SHORT TASK. From the entries that follow, extract each line holding the string "band".

•••

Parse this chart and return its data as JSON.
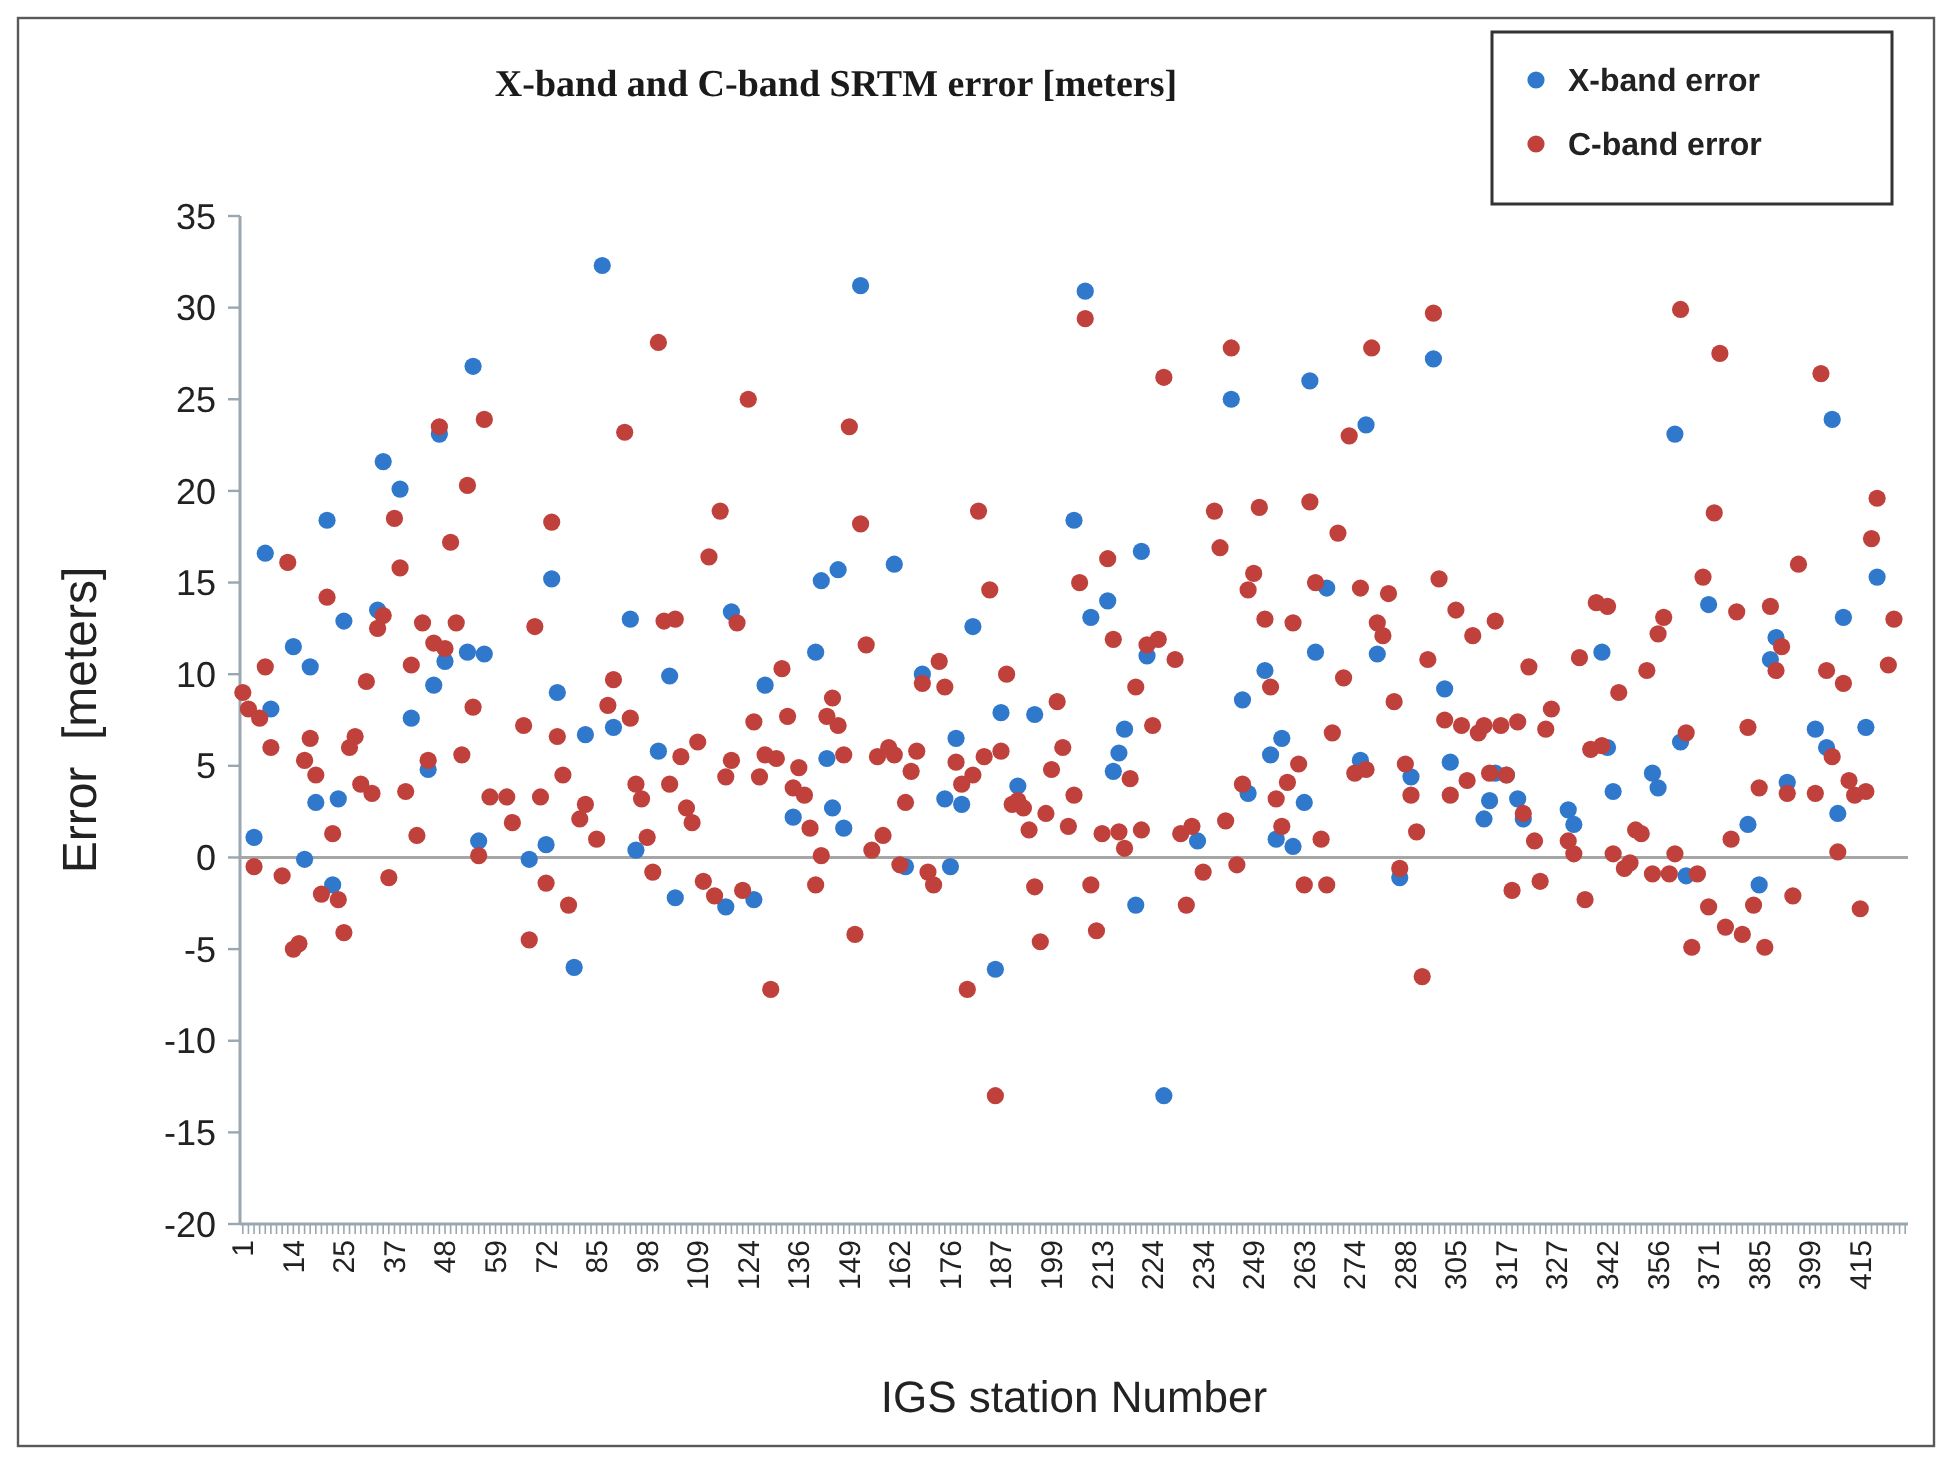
{
  "chart_data": {
    "type": "scatter",
    "title": "X-band and C-band SRTM error [meters]",
    "xlabel": "IGS station Number",
    "ylabel": "Error  [meters]",
    "categories": [
      "1",
      null,
      null,
      null,
      null,
      null,
      null,
      null,
      null,
      "14",
      null,
      null,
      null,
      null,
      null,
      null,
      null,
      null,
      "25",
      null,
      null,
      null,
      null,
      null,
      null,
      null,
      null,
      "37",
      null,
      null,
      null,
      null,
      null,
      null,
      null,
      null,
      "48",
      null,
      null,
      null,
      null,
      null,
      null,
      null,
      null,
      "59",
      null,
      null,
      null,
      null,
      null,
      null,
      null,
      null,
      "72",
      null,
      null,
      null,
      null,
      null,
      null,
      null,
      null,
      "85",
      null,
      null,
      null,
      null,
      null,
      null,
      null,
      null,
      "98",
      null,
      null,
      null,
      null,
      null,
      null,
      null,
      null,
      "109",
      null,
      null,
      null,
      null,
      null,
      null,
      null,
      null,
      "124",
      null,
      null,
      null,
      null,
      null,
      null,
      null,
      null,
      "136",
      null,
      null,
      null,
      null,
      null,
      null,
      null,
      null,
      "149",
      null,
      null,
      null,
      null,
      null,
      null,
      null,
      null,
      "162",
      null,
      null,
      null,
      null,
      null,
      null,
      null,
      null,
      "176",
      null,
      null,
      null,
      null,
      null,
      null,
      null,
      null,
      "187",
      null,
      null,
      null,
      null,
      null,
      null,
      null,
      null,
      "199",
      null,
      null,
      null,
      null,
      null,
      null,
      null,
      null,
      "213",
      null,
      null,
      null,
      null,
      null,
      null,
      null,
      null,
      "224",
      null,
      null,
      null,
      null,
      null,
      null,
      null,
      null,
      "234",
      null,
      null,
      null,
      null,
      null,
      null,
      null,
      null,
      "249",
      null,
      null,
      null,
      null,
      null,
      null,
      null,
      null,
      "263",
      null,
      null,
      null,
      null,
      null,
      null,
      null,
      null,
      "274",
      null,
      null,
      null,
      null,
      null,
      null,
      null,
      null,
      "288",
      null,
      null,
      null,
      null,
      null,
      null,
      null,
      null,
      "305",
      null,
      null,
      null,
      null,
      null,
      null,
      null,
      null,
      "317",
      null,
      null,
      null,
      null,
      null,
      null,
      null,
      null,
      "327",
      null,
      null,
      null,
      null,
      null,
      null,
      null,
      null,
      "342",
      null,
      null,
      null,
      null,
      null,
      null,
      null,
      null,
      "356",
      null,
      null,
      null,
      null,
      null,
      null,
      null,
      null,
      "371",
      null,
      null,
      null,
      null,
      null,
      null,
      null,
      null,
      "385",
      null,
      null,
      null,
      null,
      null,
      null,
      null,
      null,
      "399",
      null,
      null,
      null,
      null,
      null,
      null,
      null,
      null,
      "415",
      null,
      null,
      null,
      null,
      null,
      null,
      null,
      null
    ],
    "series": [
      {
        "name": "X-band error",
        "color": "#2f78cc",
        "values": [
          null,
          null,
          1.1,
          null,
          16.6,
          8.1,
          null,
          null,
          null,
          11.5,
          null,
          -0.1,
          10.4,
          3.0,
          null,
          18.4,
          -1.5,
          3.2,
          12.9,
          null,
          null,
          null,
          null,
          null,
          13.5,
          21.6,
          null,
          null,
          20.1,
          null,
          7.6,
          null,
          null,
          4.8,
          9.4,
          23.1,
          10.7,
          null,
          null,
          null,
          11.2,
          26.8,
          0.9,
          11.1,
          null,
          null,
          null,
          null,
          null,
          null,
          null,
          -0.1,
          null,
          null,
          0.7,
          15.2,
          9.0,
          null,
          null,
          -6.0,
          null,
          6.7,
          null,
          null,
          32.3,
          null,
          7.1,
          null,
          null,
          13.0,
          0.4,
          null,
          null,
          null,
          5.8,
          null,
          9.9,
          -2.2,
          null,
          null,
          null,
          null,
          null,
          null,
          null,
          null,
          -2.7,
          13.4,
          null,
          null,
          null,
          -2.3,
          null,
          9.4,
          null,
          null,
          null,
          null,
          2.2,
          null,
          null,
          null,
          11.2,
          15.1,
          5.4,
          2.7,
          15.7,
          1.6,
          null,
          null,
          31.2,
          null,
          null,
          null,
          null,
          null,
          16.0,
          null,
          -0.5,
          null,
          null,
          10.0,
          null,
          null,
          null,
          3.2,
          -0.5,
          6.5,
          2.9,
          null,
          12.6,
          null,
          null,
          null,
          -6.1,
          7.9,
          null,
          null,
          3.9,
          null,
          null,
          7.8,
          null,
          null,
          null,
          null,
          null,
          null,
          18.4,
          null,
          30.9,
          13.1,
          null,
          null,
          14.0,
          4.7,
          5.7,
          7.0,
          null,
          -2.6,
          16.7,
          11.0,
          null,
          null,
          -13.0,
          null,
          null,
          null,
          null,
          null,
          0.9,
          null,
          null,
          null,
          null,
          null,
          25.0,
          null,
          8.6,
          3.5,
          null,
          null,
          10.2,
          5.6,
          1.0,
          6.5,
          null,
          0.6,
          null,
          3.0,
          26.0,
          11.2,
          null,
          14.7,
          null,
          null,
          null,
          null,
          null,
          5.3,
          23.6,
          null,
          11.1,
          null,
          null,
          null,
          -1.1,
          null,
          4.4,
          null,
          null,
          null,
          27.2,
          null,
          9.2,
          5.2,
          null,
          null,
          null,
          null,
          null,
          2.1,
          3.1,
          4.6,
          null,
          4.5,
          null,
          3.2,
          2.1,
          null,
          null,
          null,
          null,
          null,
          null,
          null,
          2.6,
          1.8,
          null,
          null,
          null,
          null,
          11.2,
          6.0,
          3.6,
          null,
          null,
          null,
          null,
          null,
          null,
          4.6,
          3.8,
          null,
          null,
          23.1,
          6.3,
          -1.0,
          null,
          null,
          null,
          13.8,
          null,
          null,
          null,
          null,
          null,
          null,
          1.8,
          null,
          -1.5,
          null,
          10.8,
          12.0,
          null,
          4.1,
          null,
          null,
          null,
          null,
          7.0,
          null,
          6.0,
          23.9,
          2.4,
          13.1,
          null,
          null,
          null,
          7.1,
          null,
          15.3,
          null,
          null,
          null,
          null,
          null
        ]
      },
      {
        "name": "C-band error",
        "color": "#c0403b",
        "values": [
          9.0,
          8.1,
          -0.5,
          7.6,
          10.4,
          6.0,
          null,
          -1.0,
          16.1,
          -5.0,
          -4.7,
          5.3,
          6.5,
          4.5,
          -2.0,
          14.2,
          1.3,
          -2.3,
          -4.1,
          6.0,
          6.6,
          4.0,
          9.6,
          3.5,
          12.5,
          13.2,
          -1.1,
          18.5,
          15.8,
          3.6,
          10.5,
          1.2,
          12.8,
          5.3,
          11.7,
          23.5,
          11.4,
          17.2,
          12.8,
          5.6,
          20.3,
          8.2,
          0.1,
          23.9,
          3.3,
          null,
          null,
          3.3,
          1.9,
          null,
          7.2,
          -4.5,
          12.6,
          3.3,
          -1.4,
          18.3,
          6.6,
          4.5,
          -2.6,
          null,
          2.1,
          2.9,
          null,
          1.0,
          null,
          8.3,
          9.7,
          null,
          23.2,
          7.6,
          4.0,
          3.2,
          1.1,
          -0.8,
          28.1,
          12.9,
          4.0,
          13.0,
          5.5,
          2.7,
          1.9,
          6.3,
          -1.3,
          16.4,
          -2.1,
          18.9,
          4.4,
          5.3,
          12.8,
          -1.8,
          25.0,
          7.4,
          4.4,
          5.6,
          -7.2,
          5.4,
          10.3,
          7.7,
          3.8,
          4.9,
          3.4,
          1.6,
          -1.5,
          0.1,
          7.7,
          8.7,
          7.2,
          5.6,
          23.5,
          -4.2,
          18.2,
          11.6,
          0.4,
          5.5,
          1.2,
          6.0,
          5.6,
          -0.4,
          3.0,
          4.7,
          5.8,
          9.5,
          -0.8,
          -1.5,
          10.7,
          9.3,
          null,
          5.2,
          4.0,
          -7.2,
          4.5,
          18.9,
          5.5,
          14.6,
          -13.0,
          5.8,
          10.0,
          2.9,
          3.1,
          2.7,
          1.5,
          -1.6,
          -4.6,
          2.4,
          4.8,
          8.5,
          6.0,
          1.7,
          3.4,
          15.0,
          29.4,
          -1.5,
          -4.0,
          1.3,
          16.3,
          11.9,
          1.4,
          0.5,
          4.3,
          9.3,
          1.5,
          11.6,
          7.2,
          11.9,
          26.2,
          null,
          10.8,
          1.3,
          -2.6,
          1.7,
          null,
          -0.8,
          null,
          18.9,
          16.9,
          2.0,
          27.8,
          -0.4,
          4.0,
          14.6,
          15.5,
          19.1,
          13.0,
          9.3,
          3.2,
          1.7,
          4.1,
          12.8,
          5.1,
          -1.5,
          19.4,
          15.0,
          1.0,
          -1.5,
          6.8,
          17.7,
          9.8,
          23.0,
          4.6,
          14.7,
          4.8,
          27.8,
          12.8,
          12.1,
          14.4,
          8.5,
          -0.6,
          5.1,
          3.4,
          1.4,
          -6.5,
          10.8,
          29.7,
          15.2,
          7.5,
          3.4,
          13.5,
          7.2,
          4.2,
          12.1,
          6.8,
          7.2,
          4.6,
          12.9,
          7.2,
          4.5,
          -1.8,
          7.4,
          2.4,
          10.4,
          0.9,
          -1.3,
          7.0,
          8.1,
          null,
          null,
          0.9,
          0.2,
          10.9,
          -2.3,
          5.9,
          13.9,
          6.1,
          13.7,
          0.2,
          9.0,
          -0.6,
          -0.3,
          1.5,
          1.3,
          10.2,
          -0.9,
          12.2,
          13.1,
          -0.9,
          0.2,
          29.9,
          6.8,
          -4.9,
          -0.9,
          15.3,
          -2.7,
          18.8,
          27.5,
          -3.8,
          1.0,
          13.4,
          -4.2,
          7.1,
          -2.6,
          3.8,
          -4.9,
          13.7,
          10.2,
          11.5,
          3.5,
          -2.1,
          16.0,
          null,
          null,
          3.5,
          26.4,
          10.2,
          5.5,
          0.3,
          9.5,
          4.2,
          3.4,
          -2.8,
          3.6,
          17.4,
          19.6,
          null,
          10.5,
          13.0,
          null,
          null
        ]
      }
    ],
    "ylim": [
      -20,
      35
    ],
    "yticks": [
      -20,
      -15,
      -10,
      -5,
      0,
      5,
      10,
      15,
      20,
      25,
      30,
      35
    ],
    "ref_lines": [
      {
        "axis": "y",
        "value": 0,
        "color": "#a6a6a6"
      }
    ],
    "legend": "top right",
    "marker": "circle"
  }
}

•••

TASK RESULT.
    "title": "X-band and C-band SRTM error [meters]",
        "name": "X-band error",
        "name": "C-band error",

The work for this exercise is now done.